======== Source material ========
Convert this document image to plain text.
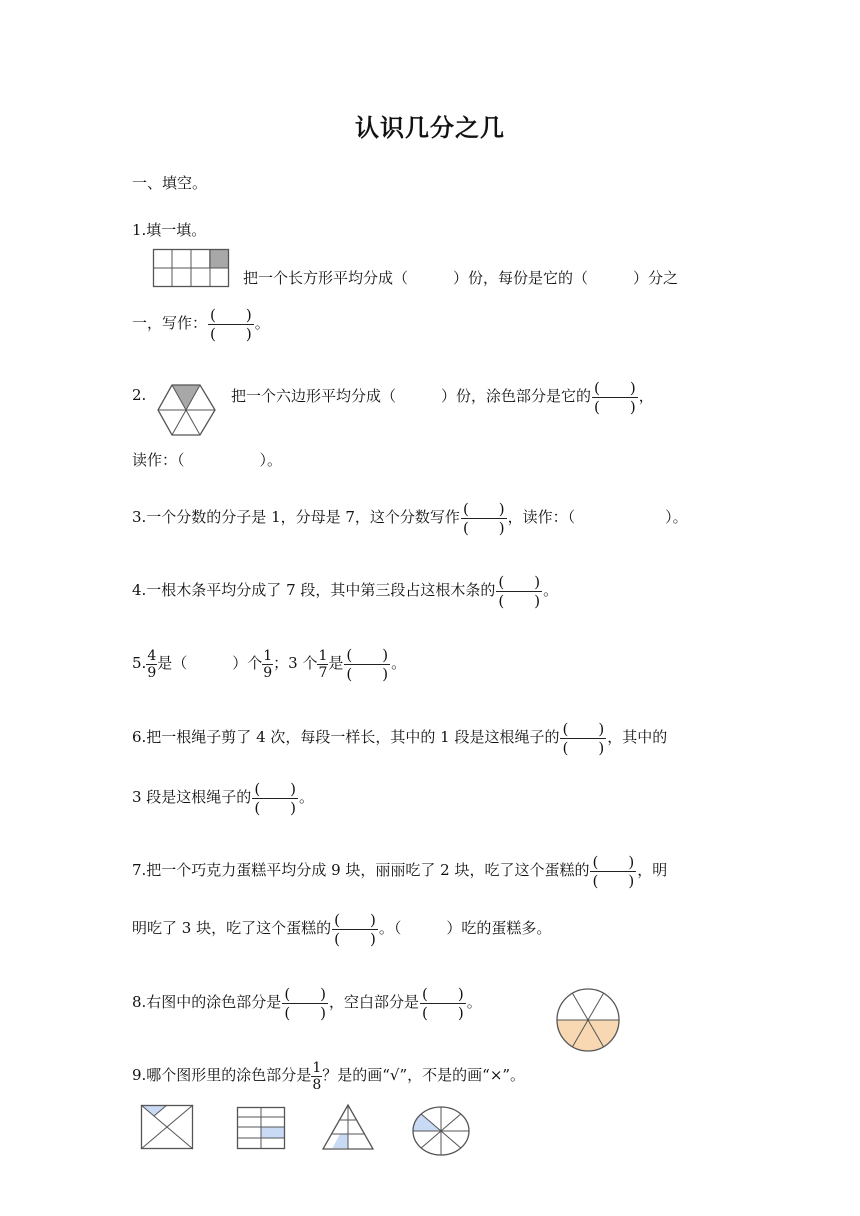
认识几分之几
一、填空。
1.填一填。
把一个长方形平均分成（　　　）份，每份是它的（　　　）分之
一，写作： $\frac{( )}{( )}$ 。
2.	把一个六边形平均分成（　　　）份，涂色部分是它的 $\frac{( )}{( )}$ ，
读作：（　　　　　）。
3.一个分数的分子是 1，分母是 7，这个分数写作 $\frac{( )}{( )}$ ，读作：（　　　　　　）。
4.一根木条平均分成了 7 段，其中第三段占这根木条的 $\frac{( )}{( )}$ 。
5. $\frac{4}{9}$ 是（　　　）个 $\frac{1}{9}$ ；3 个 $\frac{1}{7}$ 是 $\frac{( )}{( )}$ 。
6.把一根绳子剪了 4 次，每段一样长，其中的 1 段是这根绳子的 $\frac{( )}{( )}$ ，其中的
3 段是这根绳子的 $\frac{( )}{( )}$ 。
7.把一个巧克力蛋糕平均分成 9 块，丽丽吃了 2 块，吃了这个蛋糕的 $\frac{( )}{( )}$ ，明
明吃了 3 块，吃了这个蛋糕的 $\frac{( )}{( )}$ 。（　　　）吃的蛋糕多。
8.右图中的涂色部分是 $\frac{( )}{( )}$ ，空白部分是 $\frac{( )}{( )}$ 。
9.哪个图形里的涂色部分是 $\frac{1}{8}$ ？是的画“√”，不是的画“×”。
========
• [Requirement]: List each line holding the string "段是这根绳子的".

• [Final answer]:
6.把一根绳子剪了 4 次，每段一样长，其中的 1 段是这根绳子的 $\frac{( )}{( )}$ ，其中的
3 段是这根绳子的 $\frac{( )}{( )}$ 。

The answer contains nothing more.